#### TO BE DONE
Determine the number of lines in these entries that hold the word "this". Give the number and nothing more.

[Data entries]

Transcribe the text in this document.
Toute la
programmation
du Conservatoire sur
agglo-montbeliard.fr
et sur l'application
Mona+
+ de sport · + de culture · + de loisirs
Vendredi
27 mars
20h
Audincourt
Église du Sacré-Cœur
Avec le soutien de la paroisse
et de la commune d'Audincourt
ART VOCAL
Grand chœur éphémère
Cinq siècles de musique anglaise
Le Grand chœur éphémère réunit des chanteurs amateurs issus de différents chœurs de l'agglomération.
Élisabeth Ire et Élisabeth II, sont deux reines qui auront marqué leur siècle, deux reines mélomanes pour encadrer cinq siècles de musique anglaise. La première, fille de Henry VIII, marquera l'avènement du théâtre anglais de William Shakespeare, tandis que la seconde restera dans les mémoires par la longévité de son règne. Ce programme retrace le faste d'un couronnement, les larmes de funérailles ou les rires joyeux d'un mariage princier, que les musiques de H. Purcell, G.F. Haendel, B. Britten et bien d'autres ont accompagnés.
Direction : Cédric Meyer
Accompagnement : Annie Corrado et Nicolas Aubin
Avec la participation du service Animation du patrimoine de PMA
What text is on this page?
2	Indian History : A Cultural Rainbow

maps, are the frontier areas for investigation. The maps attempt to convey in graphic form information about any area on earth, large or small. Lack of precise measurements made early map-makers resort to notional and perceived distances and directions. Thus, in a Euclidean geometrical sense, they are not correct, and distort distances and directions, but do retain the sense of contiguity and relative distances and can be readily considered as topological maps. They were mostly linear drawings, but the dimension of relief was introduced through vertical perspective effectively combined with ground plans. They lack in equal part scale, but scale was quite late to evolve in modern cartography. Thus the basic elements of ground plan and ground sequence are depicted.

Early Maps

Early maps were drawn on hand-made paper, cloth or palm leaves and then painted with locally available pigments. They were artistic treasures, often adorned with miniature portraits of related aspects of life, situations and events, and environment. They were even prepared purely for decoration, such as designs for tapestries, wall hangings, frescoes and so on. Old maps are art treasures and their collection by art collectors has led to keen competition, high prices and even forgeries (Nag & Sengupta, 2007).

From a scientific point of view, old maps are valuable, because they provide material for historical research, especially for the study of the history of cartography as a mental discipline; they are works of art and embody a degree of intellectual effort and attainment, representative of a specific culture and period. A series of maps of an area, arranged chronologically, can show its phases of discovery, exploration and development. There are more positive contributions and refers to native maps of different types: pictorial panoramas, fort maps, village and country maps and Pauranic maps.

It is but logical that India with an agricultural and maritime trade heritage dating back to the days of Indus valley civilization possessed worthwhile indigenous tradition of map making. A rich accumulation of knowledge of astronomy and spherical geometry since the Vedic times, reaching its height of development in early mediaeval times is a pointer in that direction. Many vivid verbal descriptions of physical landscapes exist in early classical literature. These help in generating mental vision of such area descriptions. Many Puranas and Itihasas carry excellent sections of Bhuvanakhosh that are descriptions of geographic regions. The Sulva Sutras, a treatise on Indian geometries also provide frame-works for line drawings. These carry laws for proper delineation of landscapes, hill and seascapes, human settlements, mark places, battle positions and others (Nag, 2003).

#### SOLVED EXERCISE
2